▶ [Extracted records]:
· · ·

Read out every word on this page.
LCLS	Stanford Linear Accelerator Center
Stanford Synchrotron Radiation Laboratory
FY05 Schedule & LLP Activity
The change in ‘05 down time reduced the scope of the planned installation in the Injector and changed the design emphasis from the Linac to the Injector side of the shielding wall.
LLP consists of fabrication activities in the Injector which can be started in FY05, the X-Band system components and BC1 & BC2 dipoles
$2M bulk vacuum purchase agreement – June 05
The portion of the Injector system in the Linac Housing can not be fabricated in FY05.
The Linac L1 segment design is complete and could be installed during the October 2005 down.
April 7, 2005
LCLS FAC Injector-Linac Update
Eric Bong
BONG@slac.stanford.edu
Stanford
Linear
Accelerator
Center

· · ·

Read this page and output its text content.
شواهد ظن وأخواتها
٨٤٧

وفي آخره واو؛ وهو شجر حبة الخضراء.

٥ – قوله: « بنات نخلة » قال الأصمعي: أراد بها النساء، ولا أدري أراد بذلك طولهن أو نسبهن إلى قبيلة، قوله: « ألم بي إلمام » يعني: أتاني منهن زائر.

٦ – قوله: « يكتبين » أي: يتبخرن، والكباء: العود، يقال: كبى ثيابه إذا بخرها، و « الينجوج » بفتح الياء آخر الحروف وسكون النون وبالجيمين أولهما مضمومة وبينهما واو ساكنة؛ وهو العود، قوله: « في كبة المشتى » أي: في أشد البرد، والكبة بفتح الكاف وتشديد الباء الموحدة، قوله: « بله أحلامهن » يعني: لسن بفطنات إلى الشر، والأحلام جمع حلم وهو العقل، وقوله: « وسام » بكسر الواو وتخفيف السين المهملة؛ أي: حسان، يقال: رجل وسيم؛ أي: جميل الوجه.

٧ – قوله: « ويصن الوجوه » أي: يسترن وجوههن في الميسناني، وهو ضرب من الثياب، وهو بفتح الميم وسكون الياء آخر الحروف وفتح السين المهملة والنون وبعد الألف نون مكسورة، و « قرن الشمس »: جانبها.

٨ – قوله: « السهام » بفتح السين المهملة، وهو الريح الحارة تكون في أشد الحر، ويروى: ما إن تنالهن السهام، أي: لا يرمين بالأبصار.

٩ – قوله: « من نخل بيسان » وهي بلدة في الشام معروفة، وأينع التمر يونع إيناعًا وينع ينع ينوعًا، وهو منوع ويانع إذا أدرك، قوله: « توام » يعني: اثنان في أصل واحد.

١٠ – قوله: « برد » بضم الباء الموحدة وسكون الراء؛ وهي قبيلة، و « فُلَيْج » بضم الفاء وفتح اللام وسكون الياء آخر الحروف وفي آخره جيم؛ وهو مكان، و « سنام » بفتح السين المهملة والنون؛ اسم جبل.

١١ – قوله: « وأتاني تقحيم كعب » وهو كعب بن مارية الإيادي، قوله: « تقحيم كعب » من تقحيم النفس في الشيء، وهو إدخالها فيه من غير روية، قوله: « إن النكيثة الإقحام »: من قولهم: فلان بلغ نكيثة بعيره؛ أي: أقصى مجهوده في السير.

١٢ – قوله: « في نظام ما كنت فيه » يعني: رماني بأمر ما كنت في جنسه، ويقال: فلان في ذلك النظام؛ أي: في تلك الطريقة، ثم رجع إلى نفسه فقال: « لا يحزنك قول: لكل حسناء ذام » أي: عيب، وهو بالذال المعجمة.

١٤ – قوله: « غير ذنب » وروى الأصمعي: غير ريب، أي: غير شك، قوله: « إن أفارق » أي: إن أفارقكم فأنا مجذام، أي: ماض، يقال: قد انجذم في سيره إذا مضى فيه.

· · ·

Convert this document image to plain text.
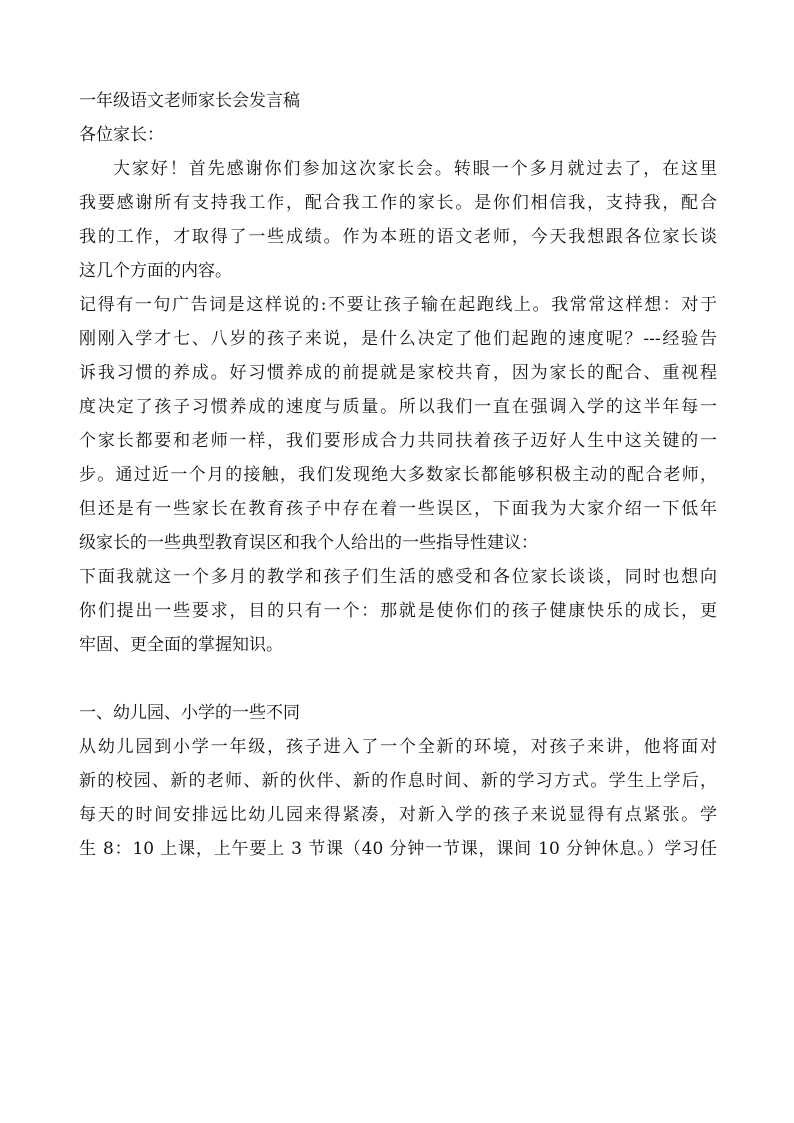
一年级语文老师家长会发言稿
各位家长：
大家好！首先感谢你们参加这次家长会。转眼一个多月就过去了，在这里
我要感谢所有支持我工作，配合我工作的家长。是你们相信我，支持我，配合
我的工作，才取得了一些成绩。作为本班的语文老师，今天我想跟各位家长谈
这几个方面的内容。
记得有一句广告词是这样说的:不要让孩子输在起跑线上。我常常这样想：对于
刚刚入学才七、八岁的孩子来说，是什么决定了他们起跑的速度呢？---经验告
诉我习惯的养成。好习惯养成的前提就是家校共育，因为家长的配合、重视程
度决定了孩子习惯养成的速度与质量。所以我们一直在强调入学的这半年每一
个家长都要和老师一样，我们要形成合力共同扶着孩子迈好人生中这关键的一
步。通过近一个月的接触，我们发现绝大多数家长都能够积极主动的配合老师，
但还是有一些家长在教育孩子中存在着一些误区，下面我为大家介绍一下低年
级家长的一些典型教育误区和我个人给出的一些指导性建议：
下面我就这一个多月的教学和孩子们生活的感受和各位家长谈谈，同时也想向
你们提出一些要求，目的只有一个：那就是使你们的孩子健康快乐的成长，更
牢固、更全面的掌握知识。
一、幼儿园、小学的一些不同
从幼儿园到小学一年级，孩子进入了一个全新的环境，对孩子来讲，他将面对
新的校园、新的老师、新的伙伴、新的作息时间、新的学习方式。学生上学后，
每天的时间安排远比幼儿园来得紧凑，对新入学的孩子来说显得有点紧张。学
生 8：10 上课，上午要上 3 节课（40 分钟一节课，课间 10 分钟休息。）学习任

· · ·

▶ [JOB]: List the lines of the material in which the word "Linear" occurs.

▶ [TASK RESPONSE]:
LCLS	Stanford Linear Accelerator Center
Linear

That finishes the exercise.